EXERCISE INPUT:
- - - -

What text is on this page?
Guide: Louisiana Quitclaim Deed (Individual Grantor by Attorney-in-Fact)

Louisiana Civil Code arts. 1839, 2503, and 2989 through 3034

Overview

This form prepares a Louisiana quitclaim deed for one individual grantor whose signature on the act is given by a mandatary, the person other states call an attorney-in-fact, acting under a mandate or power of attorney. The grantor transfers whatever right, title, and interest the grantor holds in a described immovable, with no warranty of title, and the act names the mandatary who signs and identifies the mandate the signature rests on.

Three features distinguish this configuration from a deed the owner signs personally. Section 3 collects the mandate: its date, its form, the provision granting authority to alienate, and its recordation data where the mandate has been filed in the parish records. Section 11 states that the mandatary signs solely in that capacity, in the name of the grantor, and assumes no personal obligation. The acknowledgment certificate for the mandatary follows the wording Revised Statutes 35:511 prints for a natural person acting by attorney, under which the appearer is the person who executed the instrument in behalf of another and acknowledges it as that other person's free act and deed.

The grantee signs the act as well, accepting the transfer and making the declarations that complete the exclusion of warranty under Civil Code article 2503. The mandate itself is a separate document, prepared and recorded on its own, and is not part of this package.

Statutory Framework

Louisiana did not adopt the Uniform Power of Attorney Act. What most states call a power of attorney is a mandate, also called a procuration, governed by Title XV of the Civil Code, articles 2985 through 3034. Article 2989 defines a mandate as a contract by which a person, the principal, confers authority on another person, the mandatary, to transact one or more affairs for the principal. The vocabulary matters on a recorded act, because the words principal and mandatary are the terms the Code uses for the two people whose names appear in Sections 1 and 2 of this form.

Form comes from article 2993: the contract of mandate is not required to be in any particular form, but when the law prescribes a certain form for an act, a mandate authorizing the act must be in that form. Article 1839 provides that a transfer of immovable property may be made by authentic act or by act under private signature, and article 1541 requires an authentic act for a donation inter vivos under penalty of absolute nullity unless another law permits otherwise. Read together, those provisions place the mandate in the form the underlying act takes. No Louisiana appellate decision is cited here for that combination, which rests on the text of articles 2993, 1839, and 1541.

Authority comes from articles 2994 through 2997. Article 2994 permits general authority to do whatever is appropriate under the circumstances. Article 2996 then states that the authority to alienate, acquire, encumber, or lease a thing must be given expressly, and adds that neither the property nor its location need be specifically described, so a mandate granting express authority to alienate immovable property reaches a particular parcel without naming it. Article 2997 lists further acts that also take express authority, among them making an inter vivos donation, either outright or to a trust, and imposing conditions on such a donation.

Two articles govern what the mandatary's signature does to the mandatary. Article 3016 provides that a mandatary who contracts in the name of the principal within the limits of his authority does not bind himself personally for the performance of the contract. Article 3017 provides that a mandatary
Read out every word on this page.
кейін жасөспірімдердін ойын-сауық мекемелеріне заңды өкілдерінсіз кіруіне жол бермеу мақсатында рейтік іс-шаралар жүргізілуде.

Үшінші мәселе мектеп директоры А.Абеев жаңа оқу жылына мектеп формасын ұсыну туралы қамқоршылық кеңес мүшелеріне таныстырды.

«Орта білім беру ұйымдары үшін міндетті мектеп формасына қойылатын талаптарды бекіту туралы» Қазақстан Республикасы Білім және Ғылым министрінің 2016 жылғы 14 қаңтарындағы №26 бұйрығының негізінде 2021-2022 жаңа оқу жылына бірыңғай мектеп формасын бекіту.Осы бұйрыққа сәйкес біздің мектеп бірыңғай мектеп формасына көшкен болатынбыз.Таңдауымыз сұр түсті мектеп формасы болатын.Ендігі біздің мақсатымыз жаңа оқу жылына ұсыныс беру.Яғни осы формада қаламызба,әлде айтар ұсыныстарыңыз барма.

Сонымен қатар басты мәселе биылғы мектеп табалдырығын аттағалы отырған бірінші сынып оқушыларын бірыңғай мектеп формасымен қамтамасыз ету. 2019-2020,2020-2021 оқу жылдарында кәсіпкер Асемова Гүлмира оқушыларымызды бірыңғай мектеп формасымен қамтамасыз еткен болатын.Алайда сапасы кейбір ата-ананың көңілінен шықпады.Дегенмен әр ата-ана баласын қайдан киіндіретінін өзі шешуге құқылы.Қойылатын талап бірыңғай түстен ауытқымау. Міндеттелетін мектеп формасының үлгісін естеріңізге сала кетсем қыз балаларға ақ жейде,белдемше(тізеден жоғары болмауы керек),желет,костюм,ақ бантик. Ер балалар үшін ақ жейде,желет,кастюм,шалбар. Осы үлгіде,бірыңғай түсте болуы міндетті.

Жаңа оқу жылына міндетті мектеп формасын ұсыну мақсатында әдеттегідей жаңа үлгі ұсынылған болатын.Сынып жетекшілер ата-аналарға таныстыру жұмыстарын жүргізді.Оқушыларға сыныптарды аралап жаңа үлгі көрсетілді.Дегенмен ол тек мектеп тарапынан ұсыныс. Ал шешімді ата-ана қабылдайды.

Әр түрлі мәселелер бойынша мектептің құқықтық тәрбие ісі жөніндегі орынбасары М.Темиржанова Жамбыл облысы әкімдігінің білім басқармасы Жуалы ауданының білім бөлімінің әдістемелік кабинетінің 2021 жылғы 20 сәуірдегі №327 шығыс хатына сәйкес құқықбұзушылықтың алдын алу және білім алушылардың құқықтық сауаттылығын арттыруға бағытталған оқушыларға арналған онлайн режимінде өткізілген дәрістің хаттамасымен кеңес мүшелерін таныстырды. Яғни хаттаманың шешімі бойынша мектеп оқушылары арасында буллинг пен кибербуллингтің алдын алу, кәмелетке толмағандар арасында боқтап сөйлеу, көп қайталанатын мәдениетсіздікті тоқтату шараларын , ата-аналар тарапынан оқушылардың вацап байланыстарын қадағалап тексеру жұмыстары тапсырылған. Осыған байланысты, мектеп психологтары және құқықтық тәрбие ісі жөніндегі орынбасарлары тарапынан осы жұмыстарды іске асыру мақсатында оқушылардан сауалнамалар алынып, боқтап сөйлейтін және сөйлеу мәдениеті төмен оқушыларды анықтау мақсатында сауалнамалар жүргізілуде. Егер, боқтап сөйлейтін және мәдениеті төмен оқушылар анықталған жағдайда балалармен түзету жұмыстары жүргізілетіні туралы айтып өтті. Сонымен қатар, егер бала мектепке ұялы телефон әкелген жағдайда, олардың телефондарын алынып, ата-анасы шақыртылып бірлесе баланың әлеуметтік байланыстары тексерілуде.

- - - -

TO BE DONE:
Above are the records. Copy every line in them holding "ұсыну".

OUTPUT OF THE TASK:
Үшінші мәселе мектеп директоры А.Абеев жаңа оқу жылына мектеп формасын ұсыну туралы қамқоршылық кеңес мүшелеріне таныстырды.
Жаңа оқу жылына міндетті мектеп формасын ұсыну мақсатында әдеттегідей жаңа үлгі ұсынылған болатын.Сынып жетекшілер ата-аналарға таныстыру жұмыстарын жүргізді.Оқушыларға сыныптарды аралап жаңа үлгі көрсетілді.Дегенмен ол тек мектеп тарапынан ұсыныс. Ал шешімді ата-ана қабылдайды.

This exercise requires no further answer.